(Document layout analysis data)
━━━━━━━━━━━━━━━━

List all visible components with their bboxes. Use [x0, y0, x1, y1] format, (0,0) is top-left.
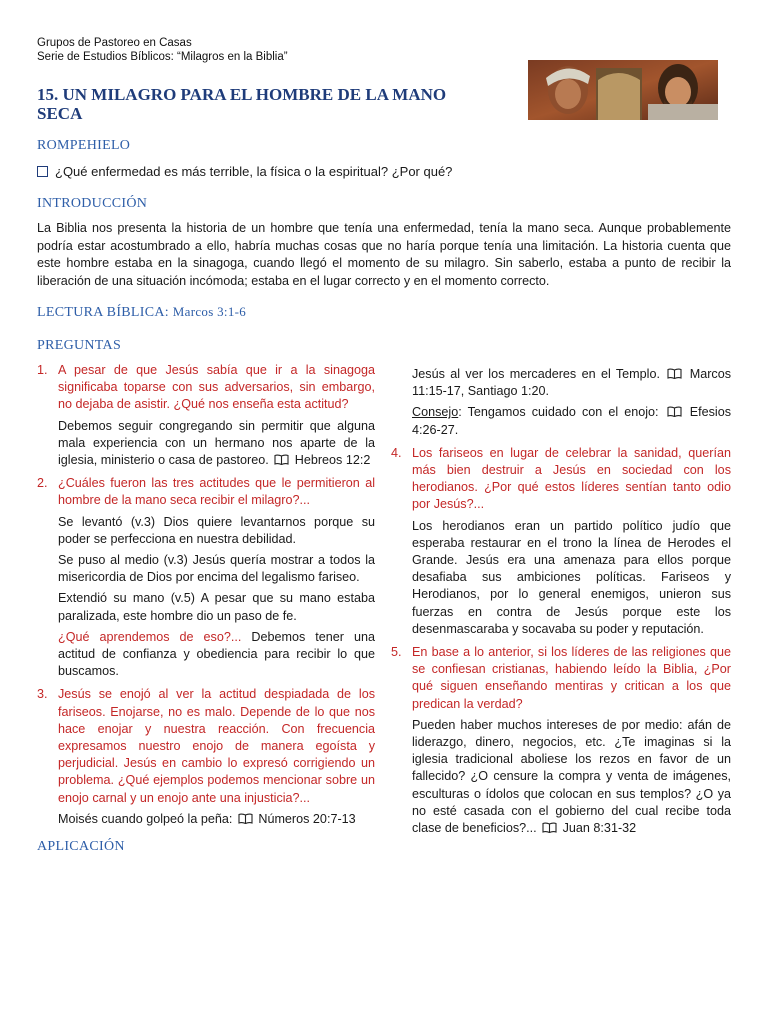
- questions-left-column: [37, 362, 375, 834]
- question-2-answer-2: Se puso al medio (v.3) Jesús quería mostrar a todos la misericordia de Dios por encima del legalismo fariseo.: [58, 553, 375, 585]
- question-3-answer: [37, 811, 375, 828]
- followup-answer: Debemos tener una actitud de confianza y obediencia para recibir lo que buscamos.: [58, 629, 375, 679]
- introduction-text: La Biblia nos presenta la historia de un hombre que tenía una enfermedad, tenía la mano seca. Aunque probablemente podría estar acostumbrado a ello, habría muchas cosas que no haría porque tenía una limitación. La historia cuenta que este hombre estaba en la sinagoga, cuando llegó el momento de su milagro. Sin saberlo, estaba a punto de recibir la liberación de una situación incómoda; estaba en el lugar correcto y en el momento correcto.: [37, 221, 731, 288]
- question-2-prompt: [37, 475, 375, 509]
- answer-text: Jesús al ver los mercaderes en el Templo.: [412, 367, 660, 381]
- open-book-icon: [667, 406, 682, 417]
- question-number: 1.: [37, 363, 48, 377]
- icebreaker-question: ¿Qué enfermedad es más terrible, la física o la espiritual? ¿Por qué?: [55, 164, 453, 179]
- question-3-prompt: [37, 686, 375, 806]
- header-series-title: Serie de Estudios Bíblicos: “Milagros en la Biblia”: [37, 51, 288, 63]
- question-number: 5.: [391, 645, 402, 660]
- question-2: [37, 475, 375, 680]
- question-5-answer: [391, 717, 731, 837]
- question-number: 3.: [37, 687, 48, 702]
- heading-introduction: INTRODUCCIÓN: [37, 196, 148, 211]
- question-text: En base a lo anterior, si los líderes de las religiones que se confiesan cristianas, habiendo leído la Biblia, ¿Por qué siguen enseñando mentiras y critican a los que predican la verdad?: [412, 645, 731, 711]
- open-book-icon: [274, 454, 289, 465]
- open-book-icon: [667, 368, 682, 379]
- question-2-answer-1: Se levantó (v.3) Dios quiere levantarnos porque su poder se perfecciona en nuestra debilidad.: [58, 514, 375, 546]
- question-text: ¿Cuáles fueron las tres actitudes que le permitieron al hombre de la mano seca recibir el milagro?...: [58, 476, 375, 508]
- lesson-title: 15. UN MILAGRO PARA EL HOMBRE DE LA MANO SECA: [37, 85, 447, 123]
- icebreaker-item: [37, 164, 452, 179]
- heading-application: APLICACIÓN: [37, 839, 125, 854]
- question-number: 2.: [37, 476, 48, 491]
- question-4-prompt: [391, 445, 731, 514]
- question-4-answer: Los herodianos eran un partido político judío que esperaba restaurar en el trono la línea de Herodes el Grande. Jesús era una amenaza para ellos porque desafiaba sus ambiciones políticas. Fariseos y Herodianos, por lo general enemigos, unieron sus fuerzas en contra de Jesús porque este los desenmascaraba y socavaba su poder y reputación.: [412, 518, 731, 636]
- question-number: 4.: [391, 445, 402, 460]
- question-3: [37, 686, 375, 828]
- answer-text: Debemos seguir congregando sin permitir que alguna mala experiencia con un hermano nos aparte de la iglesia, ministerio o casa de pastoreo.: [58, 418, 375, 468]
- question-1-prompt: [37, 362, 375, 414]
- checkbox-icon: [37, 166, 48, 177]
- answer-reference: Hebreos 12:2: [294, 453, 371, 468]
- header-series-group: Grupos de Pastoreo en Casas: [37, 37, 192, 49]
- question-2-followup: [37, 629, 375, 681]
- answer-text: Pueden haber muchos intereses de por medio: afán de liderazgo, dinero, negocios, etc. ¿Te imaginas si la iglesia tradicional aboliese los rezos en favor de un fallecido? ¿O censure la compra y venta de imágenes, esculturas o ídolos que colocan en sus templos? ¿O ya no esté casada con el gobierno del cual recibe toda clase de beneficios?...: [412, 717, 731, 836]
- answer-reference: Números 20:7-13: [258, 811, 356, 826]
- illustration-graphic: [528, 60, 718, 120]
- heading-icebreaker: ROMPEHIELO: [37, 138, 131, 153]
- question-text: Los fariseos en lugar de celebrar la sanidad, querían más bien destruir a Jesús en sociedad con los herodianos. ¿Por qué estos líderes sentían tanto odio por Jesús?...: [412, 445, 731, 512]
- question-text: Jesús se enojó al ver la actitud despiadada de los fariseos. Enojarse, no es malo. Depende de lo que nos hace enojar y nuestra reacción. Con frecuencia expresamos nuestro enojo de manera egoísta y perjudicial. Jesús en cambio lo expresó corrigiendo un problema. ¿Qué ejemplos podemos mencionar sobre un enojo carnal y un enojo ante una injusticia?...: [58, 687, 375, 805]
- followup-question: ¿Qué aprendemos de eso?...: [58, 629, 242, 644]
- question-1-answer: [37, 418, 375, 470]
- bible-reading-label: LECTURA BÍBLICA:: [37, 305, 169, 320]
- question-3-answer-continued: [391, 366, 731, 400]
- heading-questions: PREGUNTAS: [37, 338, 122, 353]
- lesson-illustration: [528, 60, 718, 120]
- advice-label: Consejo: [412, 405, 459, 420]
- question-3-continued: [391, 366, 731, 439]
- bible-reading-reference: Marcos 3:1-6: [172, 304, 247, 319]
- open-book-icon: [542, 822, 557, 833]
- document-header: [37, 36, 288, 64]
- open-book-icon: [238, 813, 253, 824]
- answer-reference: Juan 8:31-32: [562, 821, 637, 836]
- question-1: [37, 362, 375, 469]
- question-4: [391, 445, 731, 638]
- answer-text: Moisés cuando golpeó la peña:: [58, 811, 233, 826]
- question-3-advice: [391, 404, 731, 438]
- question-5-prompt: [391, 644, 731, 713]
- question-text: A pesar de que Jesús sabía que ir a la sinagoga significaba toparse con sus adversarios, sin embargo, no dejaba de asistir. ¿Qué nos enseña esta actitud?: [58, 363, 375, 412]
- question-2-answer-3: Extendió su mano (v.5) A pesar que su mano estaba paralizada, este hombre dio un paso de fe.: [58, 591, 375, 623]
- advice-reference: Efesios 4:26-27.: [412, 405, 732, 437]
- question-5: [391, 644, 731, 837]
- answer-reference: Marcos 11:15-17, Santiago 1:20.: [412, 367, 731, 399]
- heading-bible-reading: [37, 304, 246, 321]
- advice-text: : Tengamos cuidado con el enojo:: [458, 405, 659, 420]
- questions-right-column: [391, 362, 731, 843]
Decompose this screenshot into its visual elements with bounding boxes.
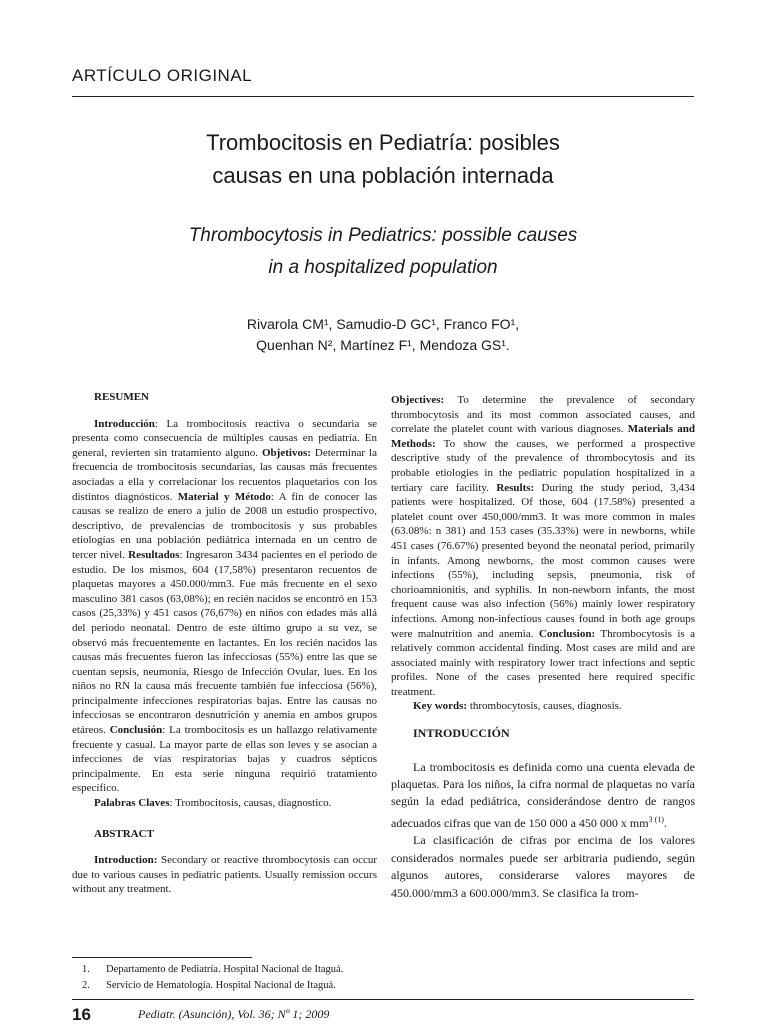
- right-column: [391, 393, 695, 902]
- resumen-met-label: Material y Método: [177, 490, 271, 503]
- resumen-heading: RESUMEN: [94, 391, 150, 403]
- introduccion-heading: INTRODUCCIÓN: [413, 726, 510, 741]
- footnote-2: 2. Servicio de Hematología. Hospital Nacional de Itaguá.: [82, 980, 336, 991]
- abstract-heading: ABSTRACT: [94, 827, 154, 840]
- resumen-keywords: [72, 796, 377, 811]
- authors-line-2: Quenhan N², Martínez F¹, Mendoza GS¹.: [256, 337, 510, 353]
- title-en-line-2: in a hospitalized population: [268, 257, 498, 278]
- introduccion-p1-text: La trombocitosis es definida como una cuenta elevada de plaquetas. Para los niños, la cifra normal de plaquetas no varía según la edad pediátrica, considerándose dentro de rangos adecuados cifras que van de 150 000 a 450 000 x mm: [391, 759, 695, 830]
- introduccion-p1-sup: 3 (1): [648, 814, 664, 824]
- abstract-obj-text: To determine the prevalence of secondary thrombocytosis and its most common associated causes, and correlate the platelet count with various diagnoses.: [391, 394, 695, 436]
- abstract-kw-label: Key words:: [413, 700, 468, 713]
- resumen-intro-label: Introducción: [94, 417, 155, 430]
- journal-citation: Pediatr. (Asunción), Vol. 36; Nº 1; 2009: [138, 1007, 330, 1021]
- resumen-kw-text: : Trombocitosis, causas, diagnostico.: [169, 797, 332, 810]
- resumen-met-text: : A fin de conocer las causas se realizo de enero a julio de 2008 un estudio prospectivo, descriptivo, de prevalencias de trombocitosis y sus probables etiologías en una población pediátrica internada en un centro de tercer nivel.: [72, 490, 378, 561]
- resumen-obj-text: Determinar la frecuencia de trombocitosis secundarias, las causas más frecuentes asociadas a ella y correlacionar los recuentos plaquetarios con los distintos diagnósticos.: [72, 446, 377, 503]
- introduccion-p1: [391, 759, 695, 833]
- resumen-body: [72, 417, 377, 796]
- introduccion-p1-end: .: [663, 815, 667, 830]
- title-es-line-1: Trombocitosis en Pediatría: posibles: [206, 130, 560, 155]
- page-number: 16: [72, 1005, 91, 1024]
- authors-line-1: Rivarola CM¹, Samudio-D GC¹, Franco FO¹,: [246, 316, 520, 332]
- abstract-res-text: During the study period, 3,434 patients were hospitalized. Of those, 604 (17.58%) presented a platelet count over 450,000/mm3. It was more common in males (63.08%: n 381) and 153 cases (35.33%) were in newborns, while 451 cases (76.67%) presented beyond the neonatal period, primarily in infants. Among newborns, the most common causes were infections (55%), including sepsis, pneumonia, risk of chorioamnionitis, and syphilis. In non-newborn infants, the most frequent cause was also infection (56%) mainly lower respiratory infections. Among non-infectious causes found in both age groups were malnutrition and anemia.: [391, 481, 695, 640]
- resumen-obj-label: Objetivos:: [262, 446, 311, 459]
- footnote-rule: [72, 957, 252, 958]
- title-es-line-2: causas en una población internada: [212, 163, 554, 188]
- resumen-con-text: : La trombocitosis es un hallazgo relativamente frecuente y casual. La mayor parte de ellas son leves y se asocian a infecciones de vías respiratorias bajas y cuadros sépticos principalmente. En esta serie ninguna requirió tratamiento específico.: [72, 724, 377, 795]
- resumen-kw-label: Palabras Claves: [94, 797, 170, 810]
- resumen-con-label: Conclusión: [109, 724, 163, 737]
- abstract-met-label: Materials and Methods:: [391, 423, 695, 450]
- abstract-body-start: [72, 853, 377, 897]
- abstract-con-label: Conclusion:: [538, 627, 596, 640]
- abstract-met-text: To show the causes, we performed a prospective descriptive study of the prevalence of thrombocytosis and its probable etiologies in the pediatric population hospitalized in a tertiary care facility.: [391, 437, 695, 494]
- introduccion-p2: La clasificación de cifras por encima de los valores considerados normales puede ser arbitraria pudiendo, según algunos autores, considerarse valores mayores de 450.000/mm3 a 600.000/mm3. Se clasifica la trom-: [391, 833, 695, 900]
- abstract-res-label: Results:: [496, 481, 535, 494]
- resumen-res-label: Resultados: [128, 548, 180, 561]
- abstract-intro-label: Introduction:: [94, 854, 158, 867]
- abstract-intro-text: Secondary or reactive thrombocytosis can occur due to various causes in pediatric patients. Usually remission occurs without any treatment.: [72, 854, 377, 896]
- title-en-line-1: Thrombocytosis in Pediatrics: possible causes: [188, 225, 578, 246]
- footer-rule: [72, 999, 694, 1000]
- left-column: [72, 390, 377, 897]
- abstract-con-text: Thrombocytosis is a relatively common accidental finding. Most cases are mild and are associated mainly with respiratory lower tract infections and septic profiles. None of the cases presented here required specific treatment.: [391, 627, 695, 698]
- abstract-keywords: [391, 699, 695, 714]
- footnotes: [72, 962, 402, 994]
- abstract-body: [391, 393, 695, 699]
- resumen-res-text: : Ingresaron 3434 pacientes en el periodo de estudio. De los mismos, 604 (17,58%) presentaron recuentos de plaquetas mayores a 450.000/mm3. Fue más frecuente en el sexo masculino 381 casos (63,08%); en recién nacidos se encontró en 153 casos (25,33%) y 451 casos (76,67%) en niños con edades más allá del periodo neonatal. Dentro de este último grupo a su vez, se observó más frecuentemente en lactantes. En los recién nacidos las causas más frecuentes fueron las infecciosas (55%) entre las que se cuentan sepsis, neumonía, Riesgo de Infección Ovular, lues. En los niños no RN la causa más frecuente también fue infecciosa (56%), principalmente infecciones respiratorias bajas. Entre las causas no infecciosas se encontraron desnutrición y anemia en ambos grupos etáreos.: [72, 548, 377, 737]
- resumen-intro-text: : La trombocitosis reactiva o secundaria se presenta como consecuencia de múltiples causas en pediatría. En general, revierten sin tratamiento alguno.: [72, 417, 377, 459]
- header-rule: [72, 96, 694, 97]
- footnote-1: 1. Departamento de Pediatría. Hospital Nacional de Itaguá.: [82, 964, 344, 975]
- abstract-obj-label: Objectives:: [391, 394, 445, 406]
- abstract-kw-text: thrombocytosis, causes, diagnosis.: [467, 700, 622, 713]
- section-label: ARTÍCULO ORIGINAL: [72, 66, 253, 85]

━━━━━━━━━━━━━━━━

The lines that contain the word "treatment" are wanted; copy each of them from the records.

- abstract-intro-text: Secondary or reactive thrombocytosis can occur due to various causes in pediatric patients. Usually remission occurs without any treatment.: [72, 854, 377, 896]
- abstract-con-text: Thrombocytosis is a relatively common accidental finding. Most cases are mild and are associated mainly with respiratory lower tract infections and septic profiles. None of the cases presented here required specific treatment.: [391, 627, 695, 698]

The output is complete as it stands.